YOUR OBJECTIVE: Recast the portion of the listing that opens with the line containing "svg-text:X1:3 +R: X1:3 +R [97, 103, 113, 154]" and closes with the line containing "MDP92A module box [46, 2, 199, 172]" as a numbered list, with both of those lines included and blank lines omitted. Include no other lines.

(Data items)
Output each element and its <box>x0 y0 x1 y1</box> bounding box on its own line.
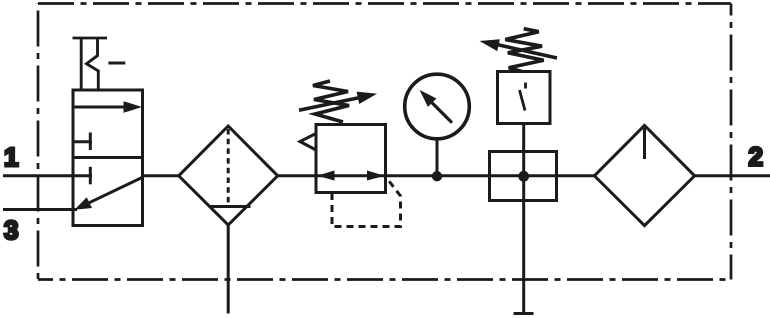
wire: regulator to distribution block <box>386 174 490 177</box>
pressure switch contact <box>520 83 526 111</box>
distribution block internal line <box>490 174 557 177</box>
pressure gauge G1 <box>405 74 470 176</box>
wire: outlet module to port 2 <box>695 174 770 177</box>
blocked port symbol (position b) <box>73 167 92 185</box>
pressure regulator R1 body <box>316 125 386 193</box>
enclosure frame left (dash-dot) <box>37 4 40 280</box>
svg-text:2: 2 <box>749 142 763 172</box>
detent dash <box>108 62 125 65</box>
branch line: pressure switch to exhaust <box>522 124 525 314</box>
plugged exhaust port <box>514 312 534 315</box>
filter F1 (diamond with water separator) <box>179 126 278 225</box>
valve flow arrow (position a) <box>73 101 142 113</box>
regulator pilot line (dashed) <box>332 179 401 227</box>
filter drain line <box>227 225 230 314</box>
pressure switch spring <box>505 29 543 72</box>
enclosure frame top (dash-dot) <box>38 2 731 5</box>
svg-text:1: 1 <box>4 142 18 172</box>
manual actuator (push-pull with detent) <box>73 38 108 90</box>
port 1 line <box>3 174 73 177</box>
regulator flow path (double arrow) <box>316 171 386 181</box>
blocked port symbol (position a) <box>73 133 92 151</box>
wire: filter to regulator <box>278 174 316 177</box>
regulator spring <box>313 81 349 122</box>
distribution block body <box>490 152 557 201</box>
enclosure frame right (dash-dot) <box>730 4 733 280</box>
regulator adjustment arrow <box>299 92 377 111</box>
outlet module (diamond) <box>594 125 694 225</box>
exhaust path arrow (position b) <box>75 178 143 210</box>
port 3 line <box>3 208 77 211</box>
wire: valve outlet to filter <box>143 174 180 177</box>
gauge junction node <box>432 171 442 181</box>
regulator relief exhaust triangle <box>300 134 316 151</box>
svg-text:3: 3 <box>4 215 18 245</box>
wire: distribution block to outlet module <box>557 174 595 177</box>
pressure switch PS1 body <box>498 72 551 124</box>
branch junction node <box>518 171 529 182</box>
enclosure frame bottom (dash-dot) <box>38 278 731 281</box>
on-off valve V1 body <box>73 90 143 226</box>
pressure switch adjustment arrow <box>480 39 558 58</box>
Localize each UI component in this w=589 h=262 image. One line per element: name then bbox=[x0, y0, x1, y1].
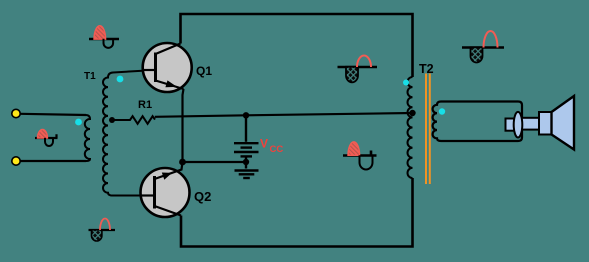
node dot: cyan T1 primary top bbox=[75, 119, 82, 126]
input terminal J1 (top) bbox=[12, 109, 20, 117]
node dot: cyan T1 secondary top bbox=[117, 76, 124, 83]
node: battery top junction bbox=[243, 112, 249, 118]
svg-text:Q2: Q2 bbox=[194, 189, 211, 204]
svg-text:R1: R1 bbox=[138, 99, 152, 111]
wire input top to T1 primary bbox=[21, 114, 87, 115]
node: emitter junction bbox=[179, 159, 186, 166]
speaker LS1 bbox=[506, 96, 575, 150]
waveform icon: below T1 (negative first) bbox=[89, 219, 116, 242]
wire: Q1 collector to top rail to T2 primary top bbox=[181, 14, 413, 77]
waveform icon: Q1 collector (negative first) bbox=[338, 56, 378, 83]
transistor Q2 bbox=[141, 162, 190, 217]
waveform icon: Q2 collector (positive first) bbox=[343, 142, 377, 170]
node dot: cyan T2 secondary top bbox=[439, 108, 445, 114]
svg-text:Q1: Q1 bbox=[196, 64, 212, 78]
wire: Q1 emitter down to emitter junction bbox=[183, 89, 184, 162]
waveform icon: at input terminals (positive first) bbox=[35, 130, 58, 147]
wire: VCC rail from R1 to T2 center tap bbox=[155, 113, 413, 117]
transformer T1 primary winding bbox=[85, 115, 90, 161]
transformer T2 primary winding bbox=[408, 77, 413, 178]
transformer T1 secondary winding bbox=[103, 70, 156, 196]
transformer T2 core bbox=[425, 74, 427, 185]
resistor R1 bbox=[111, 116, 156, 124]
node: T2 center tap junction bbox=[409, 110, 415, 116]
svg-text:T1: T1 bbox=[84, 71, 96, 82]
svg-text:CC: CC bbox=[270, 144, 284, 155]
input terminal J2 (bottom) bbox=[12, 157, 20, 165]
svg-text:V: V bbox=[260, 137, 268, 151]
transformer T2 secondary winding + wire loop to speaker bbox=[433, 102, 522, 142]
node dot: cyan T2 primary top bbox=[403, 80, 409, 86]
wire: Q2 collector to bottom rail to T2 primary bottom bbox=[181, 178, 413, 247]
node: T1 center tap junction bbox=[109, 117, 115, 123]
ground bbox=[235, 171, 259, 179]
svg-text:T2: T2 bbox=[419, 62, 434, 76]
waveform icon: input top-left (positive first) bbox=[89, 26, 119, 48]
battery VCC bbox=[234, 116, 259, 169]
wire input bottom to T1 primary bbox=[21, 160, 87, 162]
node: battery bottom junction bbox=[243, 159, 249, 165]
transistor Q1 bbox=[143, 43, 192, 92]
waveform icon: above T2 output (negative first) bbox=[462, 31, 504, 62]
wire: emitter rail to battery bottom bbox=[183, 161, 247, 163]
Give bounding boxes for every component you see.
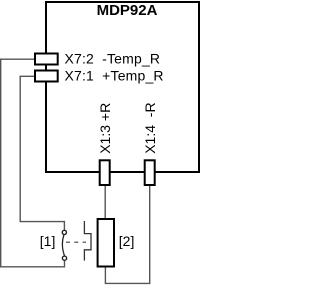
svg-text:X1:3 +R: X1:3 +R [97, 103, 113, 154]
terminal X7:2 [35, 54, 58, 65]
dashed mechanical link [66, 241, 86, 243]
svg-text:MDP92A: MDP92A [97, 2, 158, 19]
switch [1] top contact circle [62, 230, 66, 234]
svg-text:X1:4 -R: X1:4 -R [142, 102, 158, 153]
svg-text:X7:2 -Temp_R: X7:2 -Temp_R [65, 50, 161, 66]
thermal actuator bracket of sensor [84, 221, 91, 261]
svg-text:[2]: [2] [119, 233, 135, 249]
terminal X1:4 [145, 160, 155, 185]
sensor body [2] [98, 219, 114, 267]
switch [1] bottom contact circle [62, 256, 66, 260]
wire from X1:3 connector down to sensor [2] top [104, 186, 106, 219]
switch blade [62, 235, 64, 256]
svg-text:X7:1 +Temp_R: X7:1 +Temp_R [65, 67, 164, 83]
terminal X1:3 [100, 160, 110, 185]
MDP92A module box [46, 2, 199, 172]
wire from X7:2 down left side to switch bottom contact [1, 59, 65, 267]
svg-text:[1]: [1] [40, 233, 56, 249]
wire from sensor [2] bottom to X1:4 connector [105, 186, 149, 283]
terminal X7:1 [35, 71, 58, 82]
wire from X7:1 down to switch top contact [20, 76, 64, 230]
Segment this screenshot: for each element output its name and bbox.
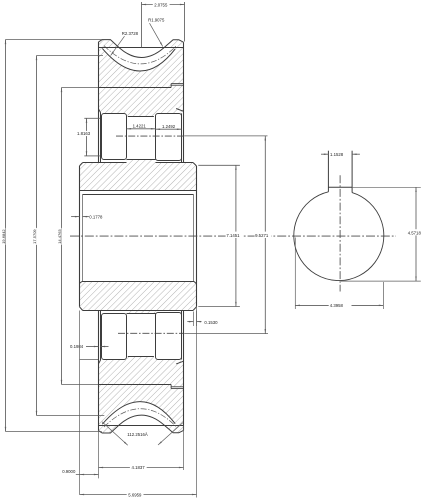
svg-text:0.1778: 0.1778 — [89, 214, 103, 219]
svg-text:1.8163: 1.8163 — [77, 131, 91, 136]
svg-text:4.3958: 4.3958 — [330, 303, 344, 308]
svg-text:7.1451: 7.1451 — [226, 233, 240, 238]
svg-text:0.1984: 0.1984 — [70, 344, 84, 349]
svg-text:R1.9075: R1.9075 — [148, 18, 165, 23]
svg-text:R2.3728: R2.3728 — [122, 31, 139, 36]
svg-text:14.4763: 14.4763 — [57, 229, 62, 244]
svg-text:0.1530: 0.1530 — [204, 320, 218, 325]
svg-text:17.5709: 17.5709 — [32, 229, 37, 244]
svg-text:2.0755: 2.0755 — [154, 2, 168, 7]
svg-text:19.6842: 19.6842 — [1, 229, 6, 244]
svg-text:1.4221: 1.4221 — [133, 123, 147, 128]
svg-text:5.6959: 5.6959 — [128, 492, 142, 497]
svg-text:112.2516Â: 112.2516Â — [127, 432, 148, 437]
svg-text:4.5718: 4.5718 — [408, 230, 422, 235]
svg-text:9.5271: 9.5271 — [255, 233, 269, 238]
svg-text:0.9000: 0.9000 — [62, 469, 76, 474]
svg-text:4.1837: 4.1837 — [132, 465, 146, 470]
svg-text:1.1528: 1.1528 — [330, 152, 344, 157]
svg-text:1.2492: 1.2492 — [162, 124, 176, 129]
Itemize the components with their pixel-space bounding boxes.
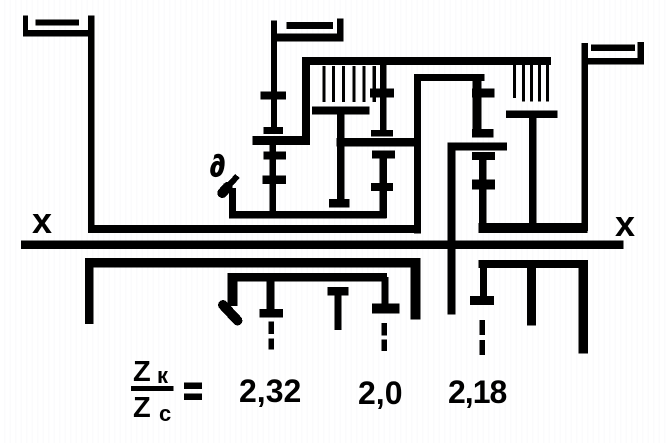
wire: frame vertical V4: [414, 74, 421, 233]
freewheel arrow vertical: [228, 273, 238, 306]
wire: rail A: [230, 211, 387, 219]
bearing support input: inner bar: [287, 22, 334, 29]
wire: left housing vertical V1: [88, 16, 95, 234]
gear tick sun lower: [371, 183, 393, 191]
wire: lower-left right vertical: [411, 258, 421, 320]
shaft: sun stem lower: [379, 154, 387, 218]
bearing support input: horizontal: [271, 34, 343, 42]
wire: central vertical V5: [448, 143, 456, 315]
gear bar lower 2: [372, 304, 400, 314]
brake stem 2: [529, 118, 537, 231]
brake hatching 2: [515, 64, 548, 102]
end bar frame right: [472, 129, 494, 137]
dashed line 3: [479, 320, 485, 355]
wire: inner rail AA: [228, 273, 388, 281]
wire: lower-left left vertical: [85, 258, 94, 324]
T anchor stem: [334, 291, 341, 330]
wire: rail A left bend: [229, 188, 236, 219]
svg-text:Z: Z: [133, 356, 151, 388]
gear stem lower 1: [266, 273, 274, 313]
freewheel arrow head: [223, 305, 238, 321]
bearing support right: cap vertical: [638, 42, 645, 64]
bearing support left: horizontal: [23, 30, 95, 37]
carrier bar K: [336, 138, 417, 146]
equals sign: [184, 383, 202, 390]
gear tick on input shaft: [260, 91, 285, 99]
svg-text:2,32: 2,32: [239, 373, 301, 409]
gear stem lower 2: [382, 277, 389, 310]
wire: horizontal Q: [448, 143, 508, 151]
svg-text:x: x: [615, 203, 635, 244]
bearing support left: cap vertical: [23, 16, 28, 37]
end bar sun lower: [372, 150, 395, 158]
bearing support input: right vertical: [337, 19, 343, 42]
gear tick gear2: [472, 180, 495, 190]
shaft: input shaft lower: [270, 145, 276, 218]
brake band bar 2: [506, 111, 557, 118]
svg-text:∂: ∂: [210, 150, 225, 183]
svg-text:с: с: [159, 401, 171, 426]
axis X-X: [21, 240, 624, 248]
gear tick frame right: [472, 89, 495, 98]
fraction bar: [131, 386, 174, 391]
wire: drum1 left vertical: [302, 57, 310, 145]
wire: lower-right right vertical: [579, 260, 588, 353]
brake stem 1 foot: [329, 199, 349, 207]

THE RESPONSE:
1. svg-text:X1:3 +R: X1:3 +R [97, 103, 113, 154]
2. terminal X7:2 [35, 54, 58, 65]
3. dashed mechanical link [66, 241, 86, 243]
4. svg-text:MDP92A: MDP92A [97, 2, 158, 19]
5. switch [1] top contact circle [62, 230, 66, 234]
6. svg-text:X1:4 -R: X1:4 -R [142, 102, 158, 153]
7. svg-text:X7:2 -Temp_R: X7:2 -Temp_R [65, 50, 161, 66]
8. thermal actuator bracket of sensor [84, 221, 91, 261]
9. svg-text:[2]: [2] [119, 233, 135, 249]
10. terminal X1:4 [145, 160, 155, 185]
11. sensor body [2] [98, 219, 114, 267]
12. switch [1] bottom contact circle [62, 256, 66, 260]
13. wire from X1:3 connector down to sensor [2] top [104, 186, 106, 219]
14. switch blade [62, 235, 64, 256]
15. svg-text:X7:1 +Temp_R: X7:1 +Temp_R [65, 67, 164, 83]
16. terminal X1:3 [100, 160, 110, 185]
17. MDP92A module box [46, 2, 199, 172]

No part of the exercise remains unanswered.